Aim of the exercise: Find all the lines in the entries below that hold the word "unity" and copy them.

==== Available data ====

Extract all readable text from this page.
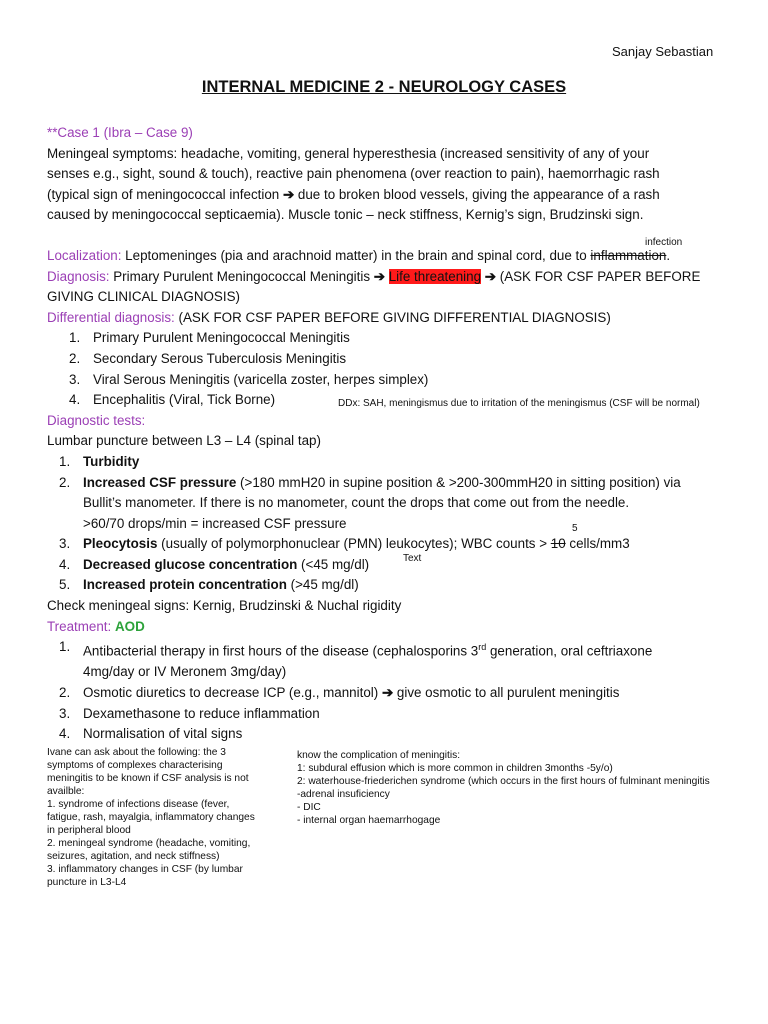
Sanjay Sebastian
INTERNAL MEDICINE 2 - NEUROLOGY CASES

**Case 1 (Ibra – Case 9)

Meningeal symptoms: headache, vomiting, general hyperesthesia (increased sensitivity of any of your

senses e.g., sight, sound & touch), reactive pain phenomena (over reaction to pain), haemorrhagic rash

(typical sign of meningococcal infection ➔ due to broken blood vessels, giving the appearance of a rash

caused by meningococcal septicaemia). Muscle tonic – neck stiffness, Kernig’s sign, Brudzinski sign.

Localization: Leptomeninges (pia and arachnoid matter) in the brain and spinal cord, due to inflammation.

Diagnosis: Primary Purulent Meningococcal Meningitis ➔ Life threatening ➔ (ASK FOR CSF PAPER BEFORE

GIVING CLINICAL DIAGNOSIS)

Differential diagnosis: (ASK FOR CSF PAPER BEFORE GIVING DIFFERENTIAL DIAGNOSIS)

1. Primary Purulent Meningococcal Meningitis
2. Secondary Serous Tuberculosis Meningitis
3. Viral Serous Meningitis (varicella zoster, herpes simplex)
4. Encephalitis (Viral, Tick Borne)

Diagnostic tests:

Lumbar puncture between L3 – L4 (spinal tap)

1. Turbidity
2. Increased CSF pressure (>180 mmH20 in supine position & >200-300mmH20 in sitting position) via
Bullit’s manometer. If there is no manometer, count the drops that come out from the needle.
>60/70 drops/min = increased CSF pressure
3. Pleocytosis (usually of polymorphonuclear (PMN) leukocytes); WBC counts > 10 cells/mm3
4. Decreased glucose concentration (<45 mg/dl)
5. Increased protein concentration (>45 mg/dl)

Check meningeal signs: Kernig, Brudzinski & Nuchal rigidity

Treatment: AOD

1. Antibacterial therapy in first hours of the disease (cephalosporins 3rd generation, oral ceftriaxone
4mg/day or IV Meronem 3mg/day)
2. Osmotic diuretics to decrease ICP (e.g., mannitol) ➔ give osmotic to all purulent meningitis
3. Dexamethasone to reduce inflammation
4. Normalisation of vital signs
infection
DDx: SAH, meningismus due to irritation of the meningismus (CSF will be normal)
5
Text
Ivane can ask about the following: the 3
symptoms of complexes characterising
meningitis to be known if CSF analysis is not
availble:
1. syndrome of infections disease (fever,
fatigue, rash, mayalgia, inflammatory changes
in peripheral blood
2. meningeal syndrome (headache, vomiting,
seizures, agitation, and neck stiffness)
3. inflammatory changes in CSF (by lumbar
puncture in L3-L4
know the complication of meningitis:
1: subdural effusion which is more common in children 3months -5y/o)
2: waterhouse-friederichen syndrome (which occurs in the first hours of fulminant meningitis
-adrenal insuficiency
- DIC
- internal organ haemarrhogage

====
==== Available data ====

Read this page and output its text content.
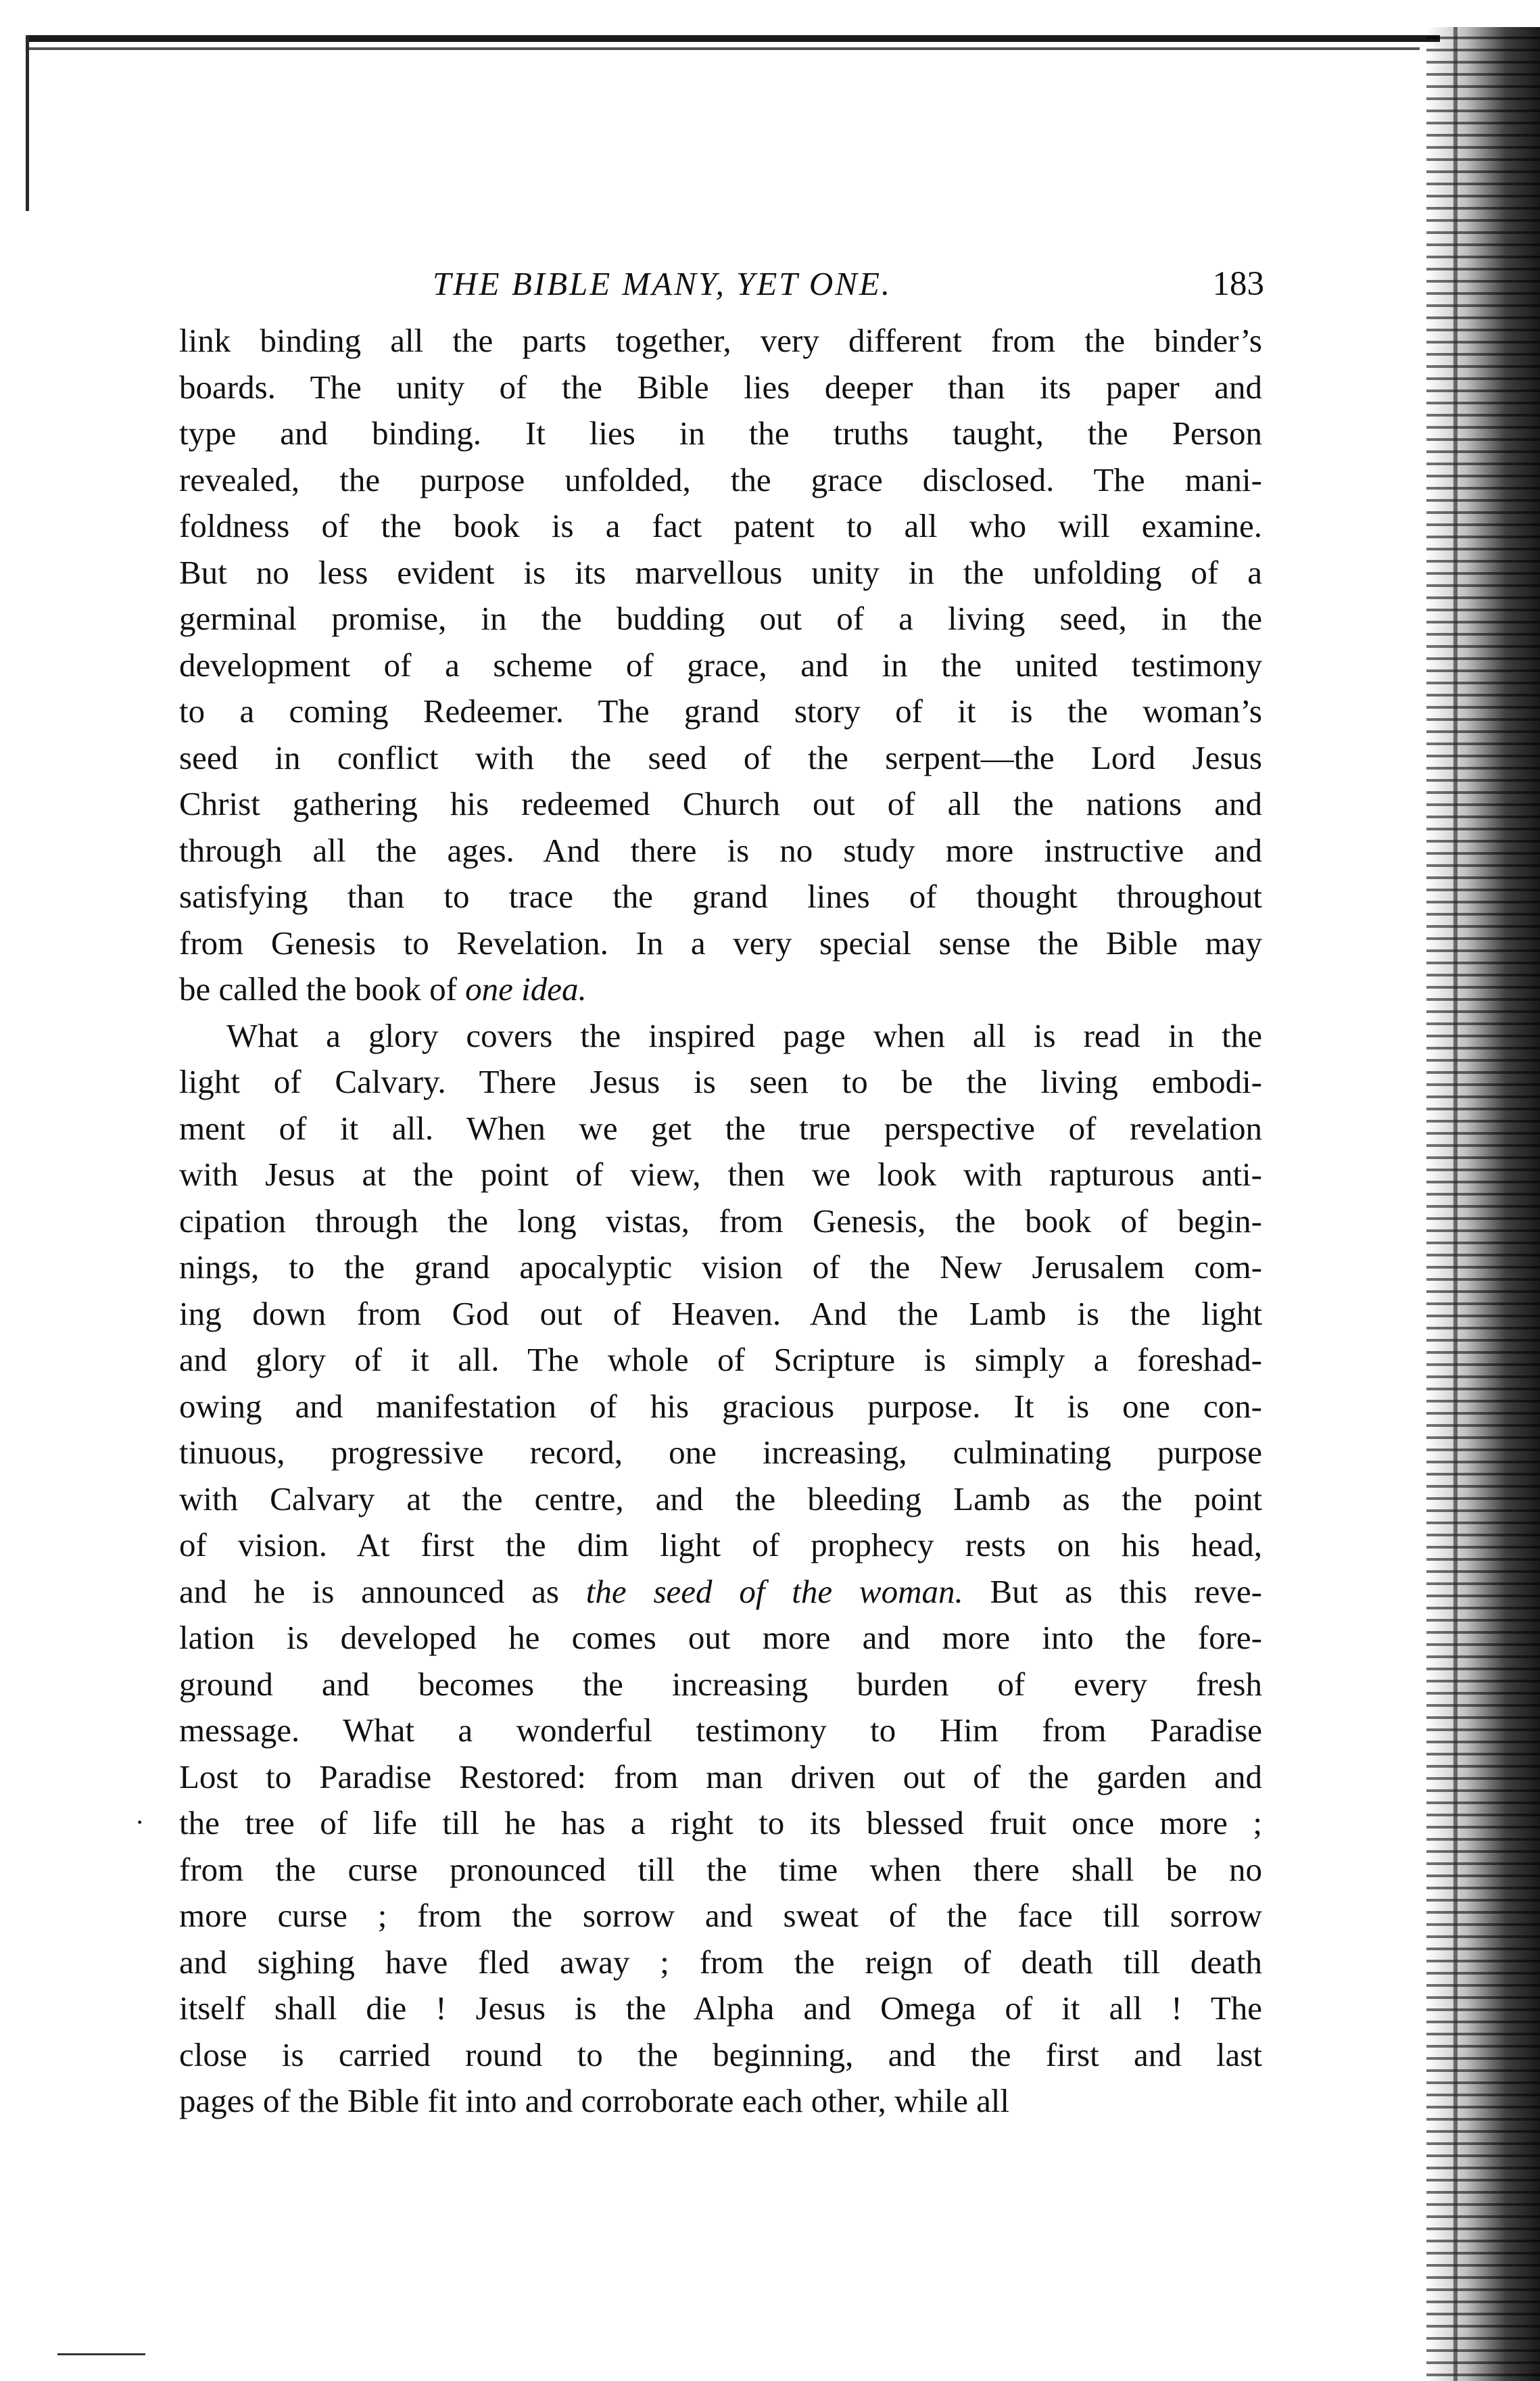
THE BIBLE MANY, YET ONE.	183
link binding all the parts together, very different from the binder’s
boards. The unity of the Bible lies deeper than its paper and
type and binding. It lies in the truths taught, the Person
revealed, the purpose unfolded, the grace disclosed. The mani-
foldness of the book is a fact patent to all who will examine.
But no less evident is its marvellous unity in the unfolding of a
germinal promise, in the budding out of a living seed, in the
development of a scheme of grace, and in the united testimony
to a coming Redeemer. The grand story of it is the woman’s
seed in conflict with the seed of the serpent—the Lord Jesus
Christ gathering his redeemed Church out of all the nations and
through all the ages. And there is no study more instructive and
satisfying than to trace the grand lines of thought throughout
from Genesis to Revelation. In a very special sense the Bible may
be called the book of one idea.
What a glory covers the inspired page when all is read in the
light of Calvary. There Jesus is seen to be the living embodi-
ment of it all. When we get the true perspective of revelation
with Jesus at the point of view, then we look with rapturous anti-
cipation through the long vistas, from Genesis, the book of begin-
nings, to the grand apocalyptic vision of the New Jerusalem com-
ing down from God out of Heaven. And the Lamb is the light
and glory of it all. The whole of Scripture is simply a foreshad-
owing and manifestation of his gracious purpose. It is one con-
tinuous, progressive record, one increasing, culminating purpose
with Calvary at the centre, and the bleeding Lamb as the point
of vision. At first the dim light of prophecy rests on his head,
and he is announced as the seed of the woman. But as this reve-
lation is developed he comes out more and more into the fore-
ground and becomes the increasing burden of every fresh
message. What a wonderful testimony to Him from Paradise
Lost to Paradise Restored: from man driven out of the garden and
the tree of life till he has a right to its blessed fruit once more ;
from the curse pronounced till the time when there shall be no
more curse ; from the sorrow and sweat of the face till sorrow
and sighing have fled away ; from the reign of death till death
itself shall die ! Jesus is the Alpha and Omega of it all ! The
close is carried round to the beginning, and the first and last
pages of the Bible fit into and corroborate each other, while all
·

====

Response for this exercise:
boards. The unity of the Bible lies deeper than its paper and
But no less evident is its marvellous unity in the unfolding of a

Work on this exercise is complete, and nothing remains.